The records that follow need to be output exactly as they are.

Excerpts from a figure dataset

----

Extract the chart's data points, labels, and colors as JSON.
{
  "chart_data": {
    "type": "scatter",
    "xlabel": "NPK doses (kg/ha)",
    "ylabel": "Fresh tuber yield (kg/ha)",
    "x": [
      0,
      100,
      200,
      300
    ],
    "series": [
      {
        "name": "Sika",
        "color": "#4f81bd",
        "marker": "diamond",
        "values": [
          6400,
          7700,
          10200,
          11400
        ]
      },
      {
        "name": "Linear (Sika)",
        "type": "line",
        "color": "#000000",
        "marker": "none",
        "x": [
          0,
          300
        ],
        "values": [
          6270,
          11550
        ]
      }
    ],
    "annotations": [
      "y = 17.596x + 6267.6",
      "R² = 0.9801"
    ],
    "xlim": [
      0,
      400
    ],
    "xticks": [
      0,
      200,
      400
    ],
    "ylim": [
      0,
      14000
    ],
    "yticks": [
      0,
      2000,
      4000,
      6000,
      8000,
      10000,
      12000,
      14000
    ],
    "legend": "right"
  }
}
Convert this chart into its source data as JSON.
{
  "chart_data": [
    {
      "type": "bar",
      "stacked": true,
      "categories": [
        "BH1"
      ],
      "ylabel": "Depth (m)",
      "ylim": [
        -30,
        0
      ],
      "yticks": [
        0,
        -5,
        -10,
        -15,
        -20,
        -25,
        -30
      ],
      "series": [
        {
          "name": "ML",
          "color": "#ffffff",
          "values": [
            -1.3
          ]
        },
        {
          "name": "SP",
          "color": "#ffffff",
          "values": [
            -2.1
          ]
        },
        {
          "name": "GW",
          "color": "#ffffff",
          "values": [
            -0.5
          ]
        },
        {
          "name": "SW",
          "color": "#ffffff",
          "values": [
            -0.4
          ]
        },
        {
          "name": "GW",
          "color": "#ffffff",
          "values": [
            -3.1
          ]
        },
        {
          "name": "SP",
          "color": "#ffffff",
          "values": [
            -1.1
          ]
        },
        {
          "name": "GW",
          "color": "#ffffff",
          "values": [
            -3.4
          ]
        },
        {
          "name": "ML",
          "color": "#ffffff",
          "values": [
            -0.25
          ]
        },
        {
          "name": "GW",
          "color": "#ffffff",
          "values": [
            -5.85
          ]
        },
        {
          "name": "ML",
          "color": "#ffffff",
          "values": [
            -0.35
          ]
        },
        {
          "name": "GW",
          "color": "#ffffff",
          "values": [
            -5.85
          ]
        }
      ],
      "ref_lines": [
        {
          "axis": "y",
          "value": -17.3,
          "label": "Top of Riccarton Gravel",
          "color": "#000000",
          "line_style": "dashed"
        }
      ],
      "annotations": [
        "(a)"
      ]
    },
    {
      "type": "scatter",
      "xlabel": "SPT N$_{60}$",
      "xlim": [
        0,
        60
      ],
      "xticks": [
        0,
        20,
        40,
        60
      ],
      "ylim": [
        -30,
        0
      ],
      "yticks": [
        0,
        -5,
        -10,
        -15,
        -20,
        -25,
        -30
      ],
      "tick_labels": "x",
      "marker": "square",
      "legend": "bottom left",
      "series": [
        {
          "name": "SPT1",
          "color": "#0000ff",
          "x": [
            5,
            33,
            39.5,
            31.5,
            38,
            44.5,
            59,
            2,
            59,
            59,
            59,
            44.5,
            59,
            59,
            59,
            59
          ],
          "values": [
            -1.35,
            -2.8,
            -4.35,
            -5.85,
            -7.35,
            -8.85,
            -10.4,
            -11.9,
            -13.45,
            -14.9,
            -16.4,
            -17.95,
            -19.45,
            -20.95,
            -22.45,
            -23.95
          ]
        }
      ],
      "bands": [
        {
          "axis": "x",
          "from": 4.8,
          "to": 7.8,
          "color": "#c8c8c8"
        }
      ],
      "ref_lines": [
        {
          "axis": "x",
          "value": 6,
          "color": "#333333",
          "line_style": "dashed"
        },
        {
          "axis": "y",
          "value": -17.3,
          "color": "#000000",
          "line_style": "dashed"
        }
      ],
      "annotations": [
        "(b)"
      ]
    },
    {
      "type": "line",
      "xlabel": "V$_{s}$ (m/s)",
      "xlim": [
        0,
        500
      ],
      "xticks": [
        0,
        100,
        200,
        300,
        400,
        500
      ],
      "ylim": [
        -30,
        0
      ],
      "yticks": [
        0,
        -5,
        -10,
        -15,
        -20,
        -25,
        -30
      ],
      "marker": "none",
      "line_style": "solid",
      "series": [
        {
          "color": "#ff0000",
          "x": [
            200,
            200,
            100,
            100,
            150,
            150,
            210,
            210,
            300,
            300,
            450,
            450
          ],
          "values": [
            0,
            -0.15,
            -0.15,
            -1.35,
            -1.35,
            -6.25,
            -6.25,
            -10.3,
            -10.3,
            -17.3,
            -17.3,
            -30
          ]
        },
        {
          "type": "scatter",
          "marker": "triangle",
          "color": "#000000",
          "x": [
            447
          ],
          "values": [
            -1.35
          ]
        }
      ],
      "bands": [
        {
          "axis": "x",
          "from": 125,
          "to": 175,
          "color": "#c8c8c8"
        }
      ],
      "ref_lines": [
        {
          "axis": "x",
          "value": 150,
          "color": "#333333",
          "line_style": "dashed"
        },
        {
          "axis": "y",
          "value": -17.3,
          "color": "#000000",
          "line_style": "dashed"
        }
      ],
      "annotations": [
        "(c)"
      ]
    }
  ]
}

----

RIGHT ANSWER
Extract the chart's data points, labels, and colors as JSON.
{
  "chart_data": {
    "type": "scatter",
    "xlabel": "NPK doses (kg/ha)",
    "ylabel": "Fresh tuber yield (kg/ha)",
    "x": [
      0,
      100,
      200,
      300
    ],
    "series": [
      {
        "name": "Sika",
        "color": "#4f81bd",
        "marker": "diamond",
        "values": [
          6400,
          7700,
          10200,
          11400
        ]
      },
      {
        "name": "Linear (Sika)",
        "type": "line",
        "color": "#000000",
        "marker": "none",
        "x": [
          0,
          300
        ],
        "values": [
          6270,
          11550
        ]
      }
    ],
    "annotations": [
      "y = 17.596x + 6267.6",
      "R² = 0.9801"
    ],
    "xlim": [
      0,
      400
    ],
    "xticks": [
      0,
      200,
      400
    ],
    "ylim": [
      0,
      14000
    ],
    "yticks": [
      0,
      2000,
      4000,
      6000,
      8000,
      10000,
      12000,
      14000
    ],
    "legend": "right"
  }
}
Convert this chart into its source data as JSON.
{
  "chart_data": [
    {
      "type": "bar",
      "stacked": true,
      "categories": [
        "BH1"
      ],
      "ylabel": "Depth (m)",
      "ylim": [
        -30,
        0
      ],
      "yticks": [
        0,
        -5,
        -10,
        -15,
        -20,
        -25,
        -30
      ],
      "series": [
        {
          "name": "ML",
          "color": "#ffffff",
          "values": [
            -1.3
          ]
        },
        {
          "name": "SP",
          "color": "#ffffff",
          "values": [
            -2.1
          ]
        },
        {
          "name": "GW",
          "color": "#ffffff",
          "values": [
            -0.5
          ]
        },
        {
          "name": "SW",
          "color": "#ffffff",
          "values": [
            -0.4
          ]
        },
        {
          "name": "GW",
          "color": "#ffffff",
          "values": [
            -3.1
          ]
        },
        {
          "name": "SP",
          "color": "#ffffff",
          "values": [
            -1.1
          ]
        },
        {
          "name": "GW",
          "color": "#ffffff",
          "values": [
            -3.4
          ]
        },
        {
          "name": "ML",
          "color": "#ffffff",
          "values": [
            -0.25
          ]
        },
        {
          "name": "GW",
          "color": "#ffffff",
          "values": [
            -5.85
          ]
        },
        {
          "name": "ML",
          "color": "#ffffff",
          "values": [
            -0.35
          ]
        },
        {
          "name": "GW",
          "color": "#ffffff",
          "values": [
            -5.85
          ]
        }
      ],
      "ref_lines": [
        {
          "axis": "y",
          "value": -17.3,
          "label": "Top of Riccarton Gravel",
          "color": "#000000",
          "line_style": "dashed"
        }
      ],
      "annotations": [
        "(a)"
      ]
    },
    {
      "type": "scatter",
      "xlabel": "SPT N$_{60}$",
      "xlim": [
        0,
        60
      ],
      "xticks": [
        0,
        20,
        40,
        60
      ],
      "ylim": [
        -30,
        0
      ],
      "yticks": [
        0,
        -5,
        -10,
        -15,
        -20,
        -25,
        -30
      ],
      "tick_labels": "x",
      "marker": "square",
      "legend": "bottom left",
      "series": [
        {
          "name": "SPT1",
          "color": "#0000ff",
          "x": [
            5,
            33,
            39.5,
            31.5,
            38,
            44.5,
            59,
            2,
            59,
            59,
            59,
            44.5,
            59,
            59,
            59,
            59
          ],
          "values": [
            -1.35,
            -2.8,
            -4.35,
            -5.85,
            -7.35,
            -8.85,
            -10.4,
            -11.9,
            -13.45,
            -14.9,
            -16.4,
            -17.95,
            -19.45,
            -20.95,
            -22.45,
            -23.95
          ]
        }
      ],
      "bands": [
        {
          "axis": "x",
          "from": 4.8,
          "to": 7.8,
          "color": "#c8c8c8"
        }
      ],
      "ref_lines": [
        {
          "axis": "x",
          "value": 6,
          "color": "#333333",
          "line_style": "dashed"
        },
        {
          "axis": "y",
          "value": -17.3,
          "color": "#000000",
          "line_style": "dashed"
        }
      ],
      "annotations": [
        "(b)"
      ]
    },
    {
      "type": "line",
      "xlabel": "V$_{s}$ (m/s)",
      "xlim": [
        0,
        500
      ],
      "xticks": [
        0,
        100,
        200,
        300,
        400,
        500
      ],
      "ylim": [
        -30,
        0
      ],
      "yticks": [
        0,
        -5,
        -10,
        -15,
        -20,
        -25,
        -30
      ],
      "marker": "none",
      "line_style": "solid",
      "series": [
        {
          "color": "#ff0000",
          "x": [
            200,
            200,
            100,
            100,
            150,
            150,
            210,
            210,
            300,
            300,
            450,
            450
          ],
          "values": [
            0,
            -0.15,
            -0.15,
            -1.35,
            -1.35,
            -6.25,
            -6.25,
            -10.3,
            -10.3,
            -17.3,
            -17.3,
            -30
          ]
        },
        {
          "type": "scatter",
          "marker": "triangle",
          "color": "#000000",
          "x": [
            447
          ],
          "values": [
            -1.35
          ]
        }
      ],
      "bands": [
        {
          "axis": "x",
          "from": 125,
          "to": 175,
          "color": "#c8c8c8"
        }
      ],
      "ref_lines": [
        {
          "axis": "x",
          "value": 150,
          "color": "#333333",
          "line_style": "dashed"
        },
        {
          "axis": "y",
          "value": -17.3,
          "color": "#000000",
          "line_style": "dashed"
        }
      ],
      "annotations": [
        "(c)"
      ]
    }
  ]
}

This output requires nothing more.